(TO BE DONE)
Look through the records below, count the lines with the word "annotation", and reply with only the number.

(GIVEN DATA)
—————

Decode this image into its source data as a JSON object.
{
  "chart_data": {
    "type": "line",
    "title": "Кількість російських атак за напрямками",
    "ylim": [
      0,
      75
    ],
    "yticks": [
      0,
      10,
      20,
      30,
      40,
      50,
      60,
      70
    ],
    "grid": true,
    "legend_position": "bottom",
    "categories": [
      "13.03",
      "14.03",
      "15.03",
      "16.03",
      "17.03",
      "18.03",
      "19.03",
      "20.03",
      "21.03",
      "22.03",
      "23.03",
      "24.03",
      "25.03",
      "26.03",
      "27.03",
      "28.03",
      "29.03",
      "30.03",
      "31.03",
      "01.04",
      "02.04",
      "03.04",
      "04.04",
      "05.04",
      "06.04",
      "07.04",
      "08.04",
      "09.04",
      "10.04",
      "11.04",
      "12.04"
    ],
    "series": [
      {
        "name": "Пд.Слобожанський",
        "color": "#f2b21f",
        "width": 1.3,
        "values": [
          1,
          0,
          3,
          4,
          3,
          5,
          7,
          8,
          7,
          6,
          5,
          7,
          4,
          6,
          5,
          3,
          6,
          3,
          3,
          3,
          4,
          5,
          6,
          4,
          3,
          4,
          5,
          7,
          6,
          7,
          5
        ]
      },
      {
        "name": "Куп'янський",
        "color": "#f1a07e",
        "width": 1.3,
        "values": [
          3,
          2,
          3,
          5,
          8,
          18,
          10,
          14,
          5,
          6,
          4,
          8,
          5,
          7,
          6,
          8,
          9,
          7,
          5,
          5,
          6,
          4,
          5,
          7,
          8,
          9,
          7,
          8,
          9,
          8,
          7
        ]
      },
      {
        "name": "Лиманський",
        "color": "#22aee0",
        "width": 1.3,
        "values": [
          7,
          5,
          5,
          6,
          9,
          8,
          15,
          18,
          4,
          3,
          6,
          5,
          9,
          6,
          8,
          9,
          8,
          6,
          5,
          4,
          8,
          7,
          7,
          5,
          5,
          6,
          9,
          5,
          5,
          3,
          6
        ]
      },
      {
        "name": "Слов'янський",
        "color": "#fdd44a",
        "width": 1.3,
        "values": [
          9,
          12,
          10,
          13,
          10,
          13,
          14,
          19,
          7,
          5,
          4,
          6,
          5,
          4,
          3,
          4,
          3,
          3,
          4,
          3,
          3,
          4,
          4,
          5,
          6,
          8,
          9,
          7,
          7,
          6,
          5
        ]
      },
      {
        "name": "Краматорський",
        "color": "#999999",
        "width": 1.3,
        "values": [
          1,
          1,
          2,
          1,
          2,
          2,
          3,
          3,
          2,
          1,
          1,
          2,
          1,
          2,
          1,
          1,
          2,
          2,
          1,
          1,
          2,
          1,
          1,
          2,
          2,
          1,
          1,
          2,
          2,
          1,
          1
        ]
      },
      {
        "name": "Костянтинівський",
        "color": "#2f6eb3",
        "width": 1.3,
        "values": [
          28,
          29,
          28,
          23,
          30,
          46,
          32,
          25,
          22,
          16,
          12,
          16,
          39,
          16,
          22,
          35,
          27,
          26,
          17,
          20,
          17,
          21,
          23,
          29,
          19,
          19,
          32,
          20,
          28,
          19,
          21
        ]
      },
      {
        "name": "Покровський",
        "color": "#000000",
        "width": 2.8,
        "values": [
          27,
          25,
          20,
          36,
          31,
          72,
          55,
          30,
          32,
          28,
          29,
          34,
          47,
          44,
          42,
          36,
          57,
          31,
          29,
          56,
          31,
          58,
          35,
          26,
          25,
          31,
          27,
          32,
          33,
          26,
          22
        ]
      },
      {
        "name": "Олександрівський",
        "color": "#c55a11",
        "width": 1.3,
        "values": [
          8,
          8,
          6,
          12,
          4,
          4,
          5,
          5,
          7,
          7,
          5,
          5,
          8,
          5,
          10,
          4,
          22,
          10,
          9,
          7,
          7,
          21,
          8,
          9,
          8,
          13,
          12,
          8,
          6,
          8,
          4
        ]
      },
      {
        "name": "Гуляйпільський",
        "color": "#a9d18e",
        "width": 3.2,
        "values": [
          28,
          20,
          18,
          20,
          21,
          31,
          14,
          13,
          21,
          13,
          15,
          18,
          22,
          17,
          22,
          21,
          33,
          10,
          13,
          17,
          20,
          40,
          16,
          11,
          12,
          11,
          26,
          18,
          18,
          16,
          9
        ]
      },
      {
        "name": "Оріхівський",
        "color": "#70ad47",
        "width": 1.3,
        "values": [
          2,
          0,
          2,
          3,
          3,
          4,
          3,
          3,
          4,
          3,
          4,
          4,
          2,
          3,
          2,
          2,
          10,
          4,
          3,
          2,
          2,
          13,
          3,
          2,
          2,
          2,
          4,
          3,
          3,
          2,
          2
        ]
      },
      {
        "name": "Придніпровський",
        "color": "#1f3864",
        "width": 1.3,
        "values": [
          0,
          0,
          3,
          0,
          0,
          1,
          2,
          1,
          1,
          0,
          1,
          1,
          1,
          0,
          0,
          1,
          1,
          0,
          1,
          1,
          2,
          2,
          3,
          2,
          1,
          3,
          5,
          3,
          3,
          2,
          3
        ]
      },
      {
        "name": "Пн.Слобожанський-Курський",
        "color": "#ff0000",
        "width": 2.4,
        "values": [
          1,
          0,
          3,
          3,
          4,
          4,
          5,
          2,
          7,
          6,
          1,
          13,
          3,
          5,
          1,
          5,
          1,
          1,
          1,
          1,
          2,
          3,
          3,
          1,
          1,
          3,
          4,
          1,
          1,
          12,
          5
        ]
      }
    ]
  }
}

—————

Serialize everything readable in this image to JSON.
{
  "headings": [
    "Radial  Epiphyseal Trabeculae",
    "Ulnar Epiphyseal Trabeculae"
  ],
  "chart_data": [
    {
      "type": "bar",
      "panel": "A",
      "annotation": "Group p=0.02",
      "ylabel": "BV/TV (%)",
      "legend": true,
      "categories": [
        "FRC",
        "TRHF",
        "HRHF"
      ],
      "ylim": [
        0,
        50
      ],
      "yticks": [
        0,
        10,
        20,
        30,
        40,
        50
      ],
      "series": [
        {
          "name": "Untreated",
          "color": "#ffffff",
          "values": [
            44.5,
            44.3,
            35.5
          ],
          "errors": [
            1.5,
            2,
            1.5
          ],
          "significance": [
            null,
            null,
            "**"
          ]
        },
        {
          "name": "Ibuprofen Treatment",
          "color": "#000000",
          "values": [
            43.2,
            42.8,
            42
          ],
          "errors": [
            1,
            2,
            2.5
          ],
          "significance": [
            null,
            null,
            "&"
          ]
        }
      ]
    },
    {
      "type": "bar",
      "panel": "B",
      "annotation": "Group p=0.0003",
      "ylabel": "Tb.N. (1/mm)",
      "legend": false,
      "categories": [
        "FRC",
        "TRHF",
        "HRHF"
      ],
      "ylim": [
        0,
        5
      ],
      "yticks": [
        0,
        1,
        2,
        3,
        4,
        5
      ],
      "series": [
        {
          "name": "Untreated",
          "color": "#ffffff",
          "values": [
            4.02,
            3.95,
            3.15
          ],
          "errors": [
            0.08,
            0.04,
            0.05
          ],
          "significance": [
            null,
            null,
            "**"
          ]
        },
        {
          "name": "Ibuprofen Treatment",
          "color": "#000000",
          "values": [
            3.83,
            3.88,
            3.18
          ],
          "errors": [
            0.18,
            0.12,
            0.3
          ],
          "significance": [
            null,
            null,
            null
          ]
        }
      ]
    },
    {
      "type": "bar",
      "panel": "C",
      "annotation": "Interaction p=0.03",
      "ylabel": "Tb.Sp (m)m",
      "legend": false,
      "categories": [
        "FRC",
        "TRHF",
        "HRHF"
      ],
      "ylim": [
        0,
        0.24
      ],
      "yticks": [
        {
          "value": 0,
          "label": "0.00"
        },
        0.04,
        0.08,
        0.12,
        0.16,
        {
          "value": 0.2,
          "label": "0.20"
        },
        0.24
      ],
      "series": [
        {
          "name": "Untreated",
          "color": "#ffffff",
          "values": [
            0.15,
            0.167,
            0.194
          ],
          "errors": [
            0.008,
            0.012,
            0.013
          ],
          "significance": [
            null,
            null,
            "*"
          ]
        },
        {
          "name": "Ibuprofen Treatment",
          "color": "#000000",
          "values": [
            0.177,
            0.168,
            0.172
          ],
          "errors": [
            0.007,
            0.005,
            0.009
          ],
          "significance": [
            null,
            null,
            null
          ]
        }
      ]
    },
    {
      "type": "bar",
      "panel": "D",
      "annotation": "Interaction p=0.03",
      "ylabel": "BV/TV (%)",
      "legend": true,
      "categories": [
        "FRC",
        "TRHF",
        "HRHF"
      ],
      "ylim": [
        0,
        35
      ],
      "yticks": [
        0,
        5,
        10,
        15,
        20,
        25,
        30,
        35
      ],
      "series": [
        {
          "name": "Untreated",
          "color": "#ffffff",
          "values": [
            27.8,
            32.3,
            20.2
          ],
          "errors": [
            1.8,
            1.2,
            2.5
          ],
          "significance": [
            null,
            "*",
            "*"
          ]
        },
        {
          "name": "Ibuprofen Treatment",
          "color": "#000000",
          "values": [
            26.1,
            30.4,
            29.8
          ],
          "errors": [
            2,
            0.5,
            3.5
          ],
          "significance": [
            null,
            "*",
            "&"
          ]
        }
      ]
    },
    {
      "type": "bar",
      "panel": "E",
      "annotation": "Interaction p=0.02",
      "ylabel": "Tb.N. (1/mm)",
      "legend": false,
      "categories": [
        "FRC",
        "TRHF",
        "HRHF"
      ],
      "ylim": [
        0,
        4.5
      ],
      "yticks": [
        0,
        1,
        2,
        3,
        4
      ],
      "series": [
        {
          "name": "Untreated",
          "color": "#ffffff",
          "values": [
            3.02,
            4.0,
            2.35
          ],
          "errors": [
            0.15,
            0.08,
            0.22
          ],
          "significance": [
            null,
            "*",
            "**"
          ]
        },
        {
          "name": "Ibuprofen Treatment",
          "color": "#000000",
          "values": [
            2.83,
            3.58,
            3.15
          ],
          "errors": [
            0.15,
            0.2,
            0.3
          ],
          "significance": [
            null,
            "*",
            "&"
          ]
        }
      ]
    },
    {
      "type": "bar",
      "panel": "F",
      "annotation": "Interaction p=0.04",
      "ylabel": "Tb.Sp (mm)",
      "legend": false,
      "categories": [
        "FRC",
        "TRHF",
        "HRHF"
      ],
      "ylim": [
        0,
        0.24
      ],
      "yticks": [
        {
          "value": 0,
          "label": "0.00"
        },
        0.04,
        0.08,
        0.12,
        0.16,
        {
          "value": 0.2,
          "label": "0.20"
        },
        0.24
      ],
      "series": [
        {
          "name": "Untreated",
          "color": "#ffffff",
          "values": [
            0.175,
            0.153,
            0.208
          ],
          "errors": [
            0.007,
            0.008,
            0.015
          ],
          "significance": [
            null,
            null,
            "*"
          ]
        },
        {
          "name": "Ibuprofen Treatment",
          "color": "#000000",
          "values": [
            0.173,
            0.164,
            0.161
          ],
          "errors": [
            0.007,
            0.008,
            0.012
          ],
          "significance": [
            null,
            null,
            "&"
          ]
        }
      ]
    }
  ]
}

—————

(CORRECT RESULT)
6